*RECORDS PROVIDED:*
[START]
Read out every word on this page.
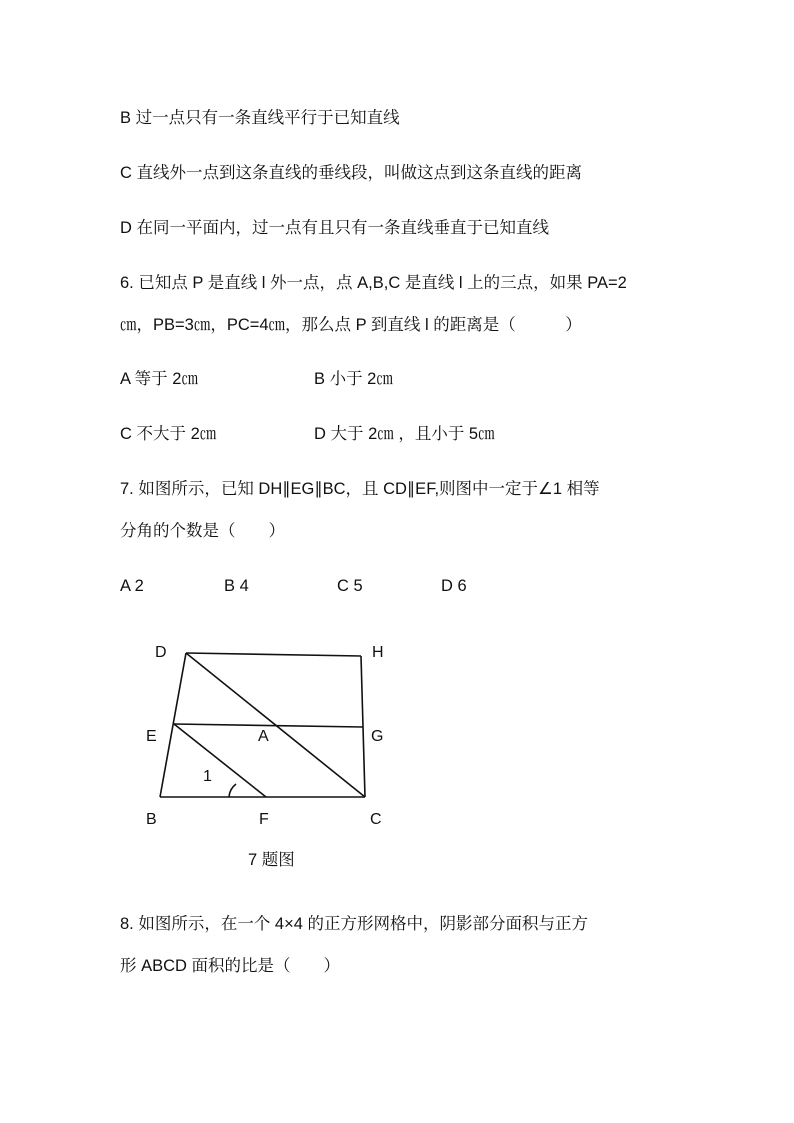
B 过一点只有一条直线平行于已知直线
C 直线外一点到这条直线的垂线段，叫做这点到这条直线的距离
D 在同一平面内，过一点有且只有一条直线垂直于已知直线
6. 已知点 P 是直线 l 外一点，点 A,B,C 是直线 l 上的三点，如果 PA=2
㎝，PB=3㎝，PC=4㎝，那么点 P 到直线 l 的距离是（　　　）
A 等于 2㎝	B 小于 2㎝
C 不大于 2㎝	D 大于 2㎝ ，且小于 5㎝
7. 如图所示，已知 DH∥EG∥BC，且 CD∥EF,则图中一定于∠1 相等
分角的个数是（　　）
A 2	B 4	C 5	D 6
D	H
E	A	G
1
B	F	C
7 题图
8. 如图所示，在一个 4×4 的正方形网格中，阴影部分面积与正方
形 ABCD 面积的比是（　　）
[END]
*WHAT YOU WILL DO:* Do not include the images; transcribe the rest of the listing exactly.

*TASK SOLUTION:*
Read out every word on this page.
B 过一点只有一条直线平行于已知直线
C 直线外一点到这条直线的垂线段，叫做这点到这条直线的距离
D 在同一平面内，过一点有且只有一条直线垂直于已知直线
6. 已知点 P 是直线 l 外一点，点 A,B,C 是直线 l 上的三点，如果 PA=2
㎝，PB=3㎝，PC=4㎝，那么点 P 到直线 l 的距离是（　　　）
A 等于 2㎝	B 小于 2㎝
C 不大于 2㎝	D 大于 2㎝ ，且小于 5㎝
7. 如图所示，已知 DH∥EG∥BC，且 CD∥EF,则图中一定于∠1 相等
分角的个数是（　　）
A 2	B 4	C 5	D 6
D	H
E	A	G
1
B	F	C
7 题图
8. 如图所示，在一个 4×4 的正方形网格中，阴影部分面积与正方
形 ABCD 面积的比是（　　）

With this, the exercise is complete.